Data for processing:
== == ==

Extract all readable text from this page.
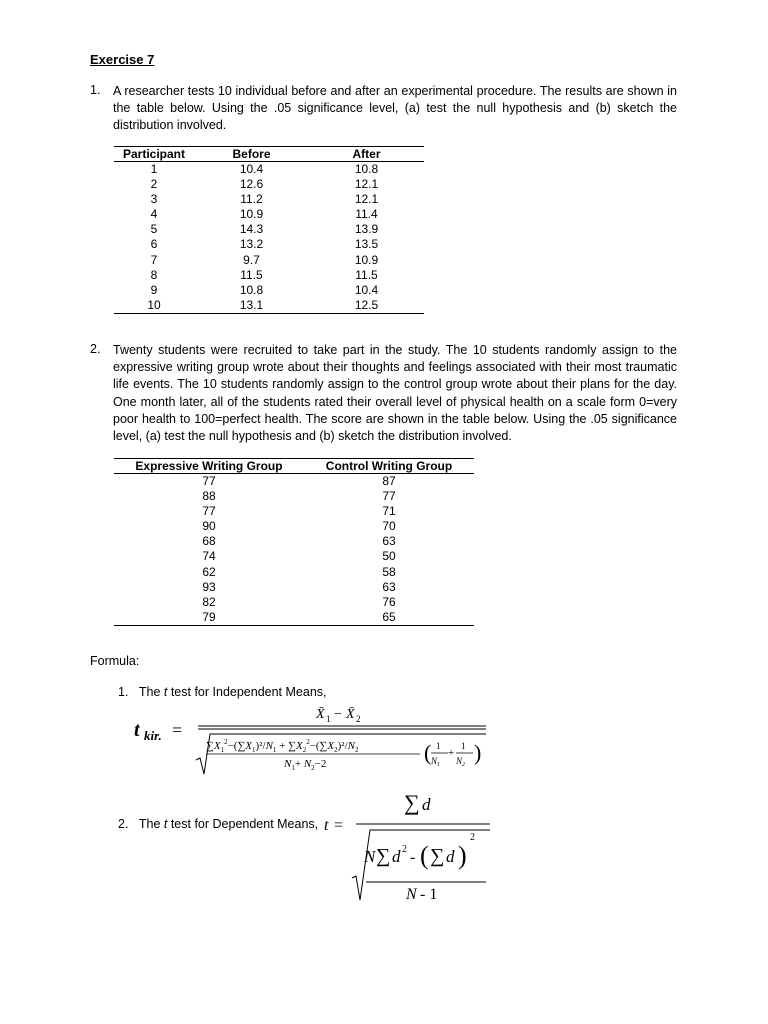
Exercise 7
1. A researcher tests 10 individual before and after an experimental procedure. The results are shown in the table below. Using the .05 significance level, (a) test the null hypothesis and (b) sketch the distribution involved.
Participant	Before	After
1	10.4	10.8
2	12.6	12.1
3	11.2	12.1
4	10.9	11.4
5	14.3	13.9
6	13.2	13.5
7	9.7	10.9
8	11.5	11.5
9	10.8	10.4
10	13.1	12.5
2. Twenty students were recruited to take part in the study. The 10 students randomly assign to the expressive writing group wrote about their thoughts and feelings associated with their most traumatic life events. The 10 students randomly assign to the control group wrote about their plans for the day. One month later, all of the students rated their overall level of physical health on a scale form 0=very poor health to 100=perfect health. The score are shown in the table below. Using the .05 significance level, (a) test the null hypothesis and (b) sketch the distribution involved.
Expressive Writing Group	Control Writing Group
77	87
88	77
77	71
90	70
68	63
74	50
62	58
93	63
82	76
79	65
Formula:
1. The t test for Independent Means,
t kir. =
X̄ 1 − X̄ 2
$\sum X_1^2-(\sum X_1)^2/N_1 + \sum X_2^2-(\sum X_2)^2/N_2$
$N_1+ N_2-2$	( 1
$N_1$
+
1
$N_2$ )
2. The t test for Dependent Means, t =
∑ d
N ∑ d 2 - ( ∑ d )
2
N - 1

== == ==

Exercise:
Copy out all the entries exactly. Images stay out of the copy.

Answer to the exercise:
Extract all readable text from this page.
Exercise 7
1. A researcher tests 10 individual before and after an experimental procedure. The results are shown in the table below. Using the .05 significance level, (a) test the null hypothesis and (b) sketch the distribution involved.
Participant	Before	After
1	10.4	10.8
2	12.6	12.1
3	11.2	12.1
4	10.9	11.4
5	14.3	13.9
6	13.2	13.5
7	9.7	10.9
8	11.5	11.5
9	10.8	10.4
10	13.1	12.5
2. Twenty students were recruited to take part in the study. The 10 students randomly assign to the expressive writing group wrote about their thoughts and feelings associated with their most traumatic life events. The 10 students randomly assign to the control group wrote about their plans for the day. One month later, all of the students rated their overall level of physical health on a scale form 0=very poor health to 100=perfect health. The score are shown in the table below. Using the .05 significance level, (a) test the null hypothesis and (b) sketch the distribution involved.
Expressive Writing Group	Control Writing Group
77	87
88	77
77	71
90	70
68	63
74	50
62	58
93	63
82	76
79	65
Formula:
1. The t test for Independent Means,
t kir. =
X̄ 1 − X̄ 2
$\sum X_1^2-(\sum X_1)^2/N_1 + \sum X_2^2-(\sum X_2)^2/N_2$
$N_1+ N_2-2$	( 1
$N_1$
+
1
$N_2$ )
2. The t test for Dependent Means, t =
∑ d
N ∑ d 2 - ( ∑ d )
2
N - 1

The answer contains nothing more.